** CHALLENGE **
Write out each line of the listing as it stands, without the images.

※ ※ ※

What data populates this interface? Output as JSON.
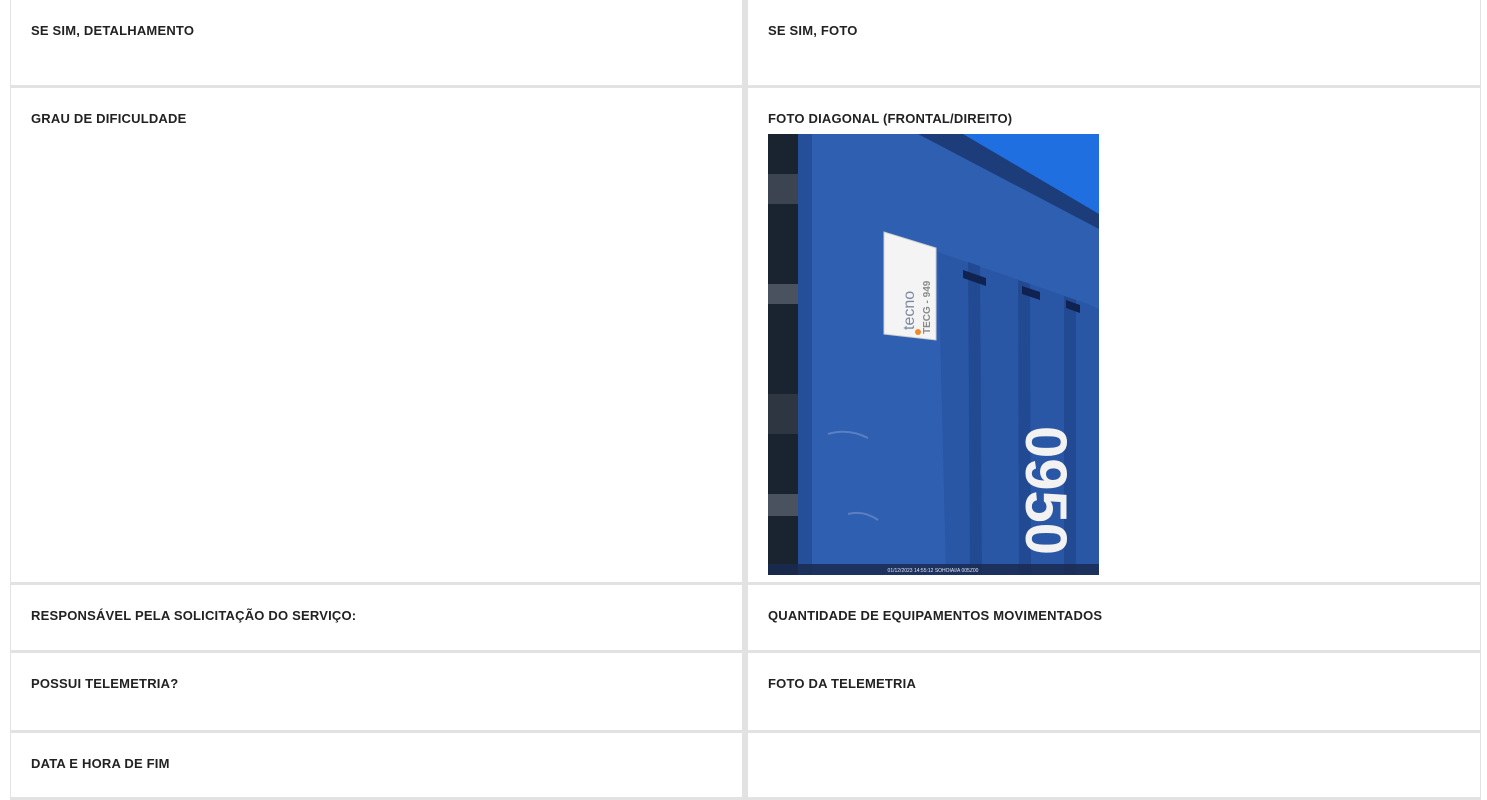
{
  "rows": [
    {
      "left": {
        "label": "SE SIM, DETALHAMENTO"
      },
      "right": {
        "label": "SE SIM, FOTO"
      }
    },
    {
      "left": {
        "label": "GRAU DE DIFICULDADE"
      },
      "right": {
        "label": "FOTO DIAGONAL (FRONTAL/DIREITO)",
        "photo": {
          "plate_brand": "tecno",
          "plate_code": "TECG - 949",
          "painted_text": "0950",
          "timestamp_caption": "01/12/2023 14:55:12  SOHOIAI/A 005Z00"
        }
      }
    },
    {
      "left": {
        "label": "RESPONSÁVEL PELA SOLICITAÇÃO DO SERVIÇO:"
      },
      "right": {
        "label": "QUANTIDADE DE EQUIPAMENTOS MOVIMENTADOS"
      }
    },
    {
      "left": {
        "label": "POSSUI TELEMETRIA?"
      },
      "right": {
        "label": "FOTO DA TELEMETRIA"
      }
    },
    {
      "left": {
        "label": "DATA E HORA DE FIM"
      },
      "right": {
        "label": ""
      }
    }
  ],
  "colors": {
    "border": "#e2e2e2",
    "label_text": "#222222",
    "container_blue": "#2f5fb0",
    "sky_blue": "#1f6fe0"
  }
}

※ ※ ※

** ANSWER BELOW **
What data populates this interface? Output as JSON.
{
  "rows": [
    {
      "left": {
        "label": "SE SIM, DETALHAMENTO"
      },
      "right": {
        "label": "SE SIM, FOTO"
      }
    },
    {
      "left": {
        "label": "GRAU DE DIFICULDADE"
      },
      "right": {
        "label": "FOTO DIAGONAL (FRONTAL/DIREITO)",
        "photo": {
          "plate_brand": "tecno",
          "plate_code": "TECG - 949",
          "painted_text": "0950",
          "timestamp_caption": "01/12/2023 14:55:12  SOHOIAI/A 005Z00"
        }
      }
    },
    {
      "left": {
        "label": "RESPONSÁVEL PELA SOLICITAÇÃO DO SERVIÇO:"
      },
      "right": {
        "label": "QUANTIDADE DE EQUIPAMENTOS MOVIMENTADOS"
      }
    },
    {
      "left": {
        "label": "POSSUI TELEMETRIA?"
      },
      "right": {
        "label": "FOTO DA TELEMETRIA"
      }
    },
    {
      "left": {
        "label": "DATA E HORA DE FIM"
      },
      "right": {
        "label": ""
      }
    }
  ],
  "colors": {
    "border": "#e2e2e2",
    "label_text": "#222222",
    "container_blue": "#2f5fb0",
    "sky_blue": "#1f6fe0"
  }
}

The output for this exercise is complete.